> **Brief**:
Reproduce all of the data that follows, character for character.

————

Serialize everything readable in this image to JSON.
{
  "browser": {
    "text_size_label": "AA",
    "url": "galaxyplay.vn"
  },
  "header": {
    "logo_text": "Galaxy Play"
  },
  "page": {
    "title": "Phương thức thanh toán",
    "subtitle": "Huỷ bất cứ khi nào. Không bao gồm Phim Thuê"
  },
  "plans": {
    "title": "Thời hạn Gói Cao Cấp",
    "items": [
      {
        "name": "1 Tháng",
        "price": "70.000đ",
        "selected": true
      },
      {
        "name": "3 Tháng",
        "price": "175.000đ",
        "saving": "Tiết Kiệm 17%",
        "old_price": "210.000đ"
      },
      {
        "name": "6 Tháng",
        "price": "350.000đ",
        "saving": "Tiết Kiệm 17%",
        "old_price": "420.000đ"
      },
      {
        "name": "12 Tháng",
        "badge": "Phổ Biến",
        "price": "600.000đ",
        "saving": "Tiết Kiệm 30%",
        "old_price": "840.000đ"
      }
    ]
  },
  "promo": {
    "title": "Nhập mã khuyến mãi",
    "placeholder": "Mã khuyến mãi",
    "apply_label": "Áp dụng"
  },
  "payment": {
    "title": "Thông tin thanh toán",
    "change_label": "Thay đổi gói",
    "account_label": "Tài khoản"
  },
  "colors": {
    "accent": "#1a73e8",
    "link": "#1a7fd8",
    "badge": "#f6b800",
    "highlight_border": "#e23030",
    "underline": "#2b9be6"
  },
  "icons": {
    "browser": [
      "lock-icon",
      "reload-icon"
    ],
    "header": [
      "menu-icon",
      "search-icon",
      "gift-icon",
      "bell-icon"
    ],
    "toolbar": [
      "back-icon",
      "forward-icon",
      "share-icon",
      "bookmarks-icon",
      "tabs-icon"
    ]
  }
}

————

> **Exercise answer**:
Serialize everything readable in this image to JSON.
{
  "browser": {
    "text_size_label": "AA",
    "url": "galaxyplay.vn"
  },
  "header": {
    "logo_text": "Galaxy Play"
  },
  "page": {
    "title": "Phương thức thanh toán",
    "subtitle": "Huỷ bất cứ khi nào. Không bao gồm Phim Thuê"
  },
  "plans": {
    "title": "Thời hạn Gói Cao Cấp",
    "items": [
      {
        "name": "1 Tháng",
        "price": "70.000đ",
        "selected": true
      },
      {
        "name": "3 Tháng",
        "price": "175.000đ",
        "saving": "Tiết Kiệm 17%",
        "old_price": "210.000đ"
      },
      {
        "name": "6 Tháng",
        "price": "350.000đ",
        "saving": "Tiết Kiệm 17%",
        "old_price": "420.000đ"
      },
      {
        "name": "12 Tháng",
        "badge": "Phổ Biến",
        "price": "600.000đ",
        "saving": "Tiết Kiệm 30%",
        "old_price": "840.000đ"
      }
    ]
  },
  "promo": {
    "title": "Nhập mã khuyến mãi",
    "placeholder": "Mã khuyến mãi",
    "apply_label": "Áp dụng"
  },
  "payment": {
    "title": "Thông tin thanh toán",
    "change_label": "Thay đổi gói",
    "account_label": "Tài khoản"
  },
  "colors": {
    "accent": "#1a73e8",
    "link": "#1a7fd8",
    "badge": "#f6b800",
    "highlight_border": "#e23030",
    "underline": "#2b9be6"
  },
  "icons": {
    "browser": [
      "lock-icon",
      "reload-icon"
    ],
    "header": [
      "menu-icon",
      "search-icon",
      "gift-icon",
      "bell-icon"
    ],
    "toolbar": [
      "back-icon",
      "forward-icon",
      "share-icon",
      "bookmarks-icon",
      "tabs-icon"
    ]
  }
}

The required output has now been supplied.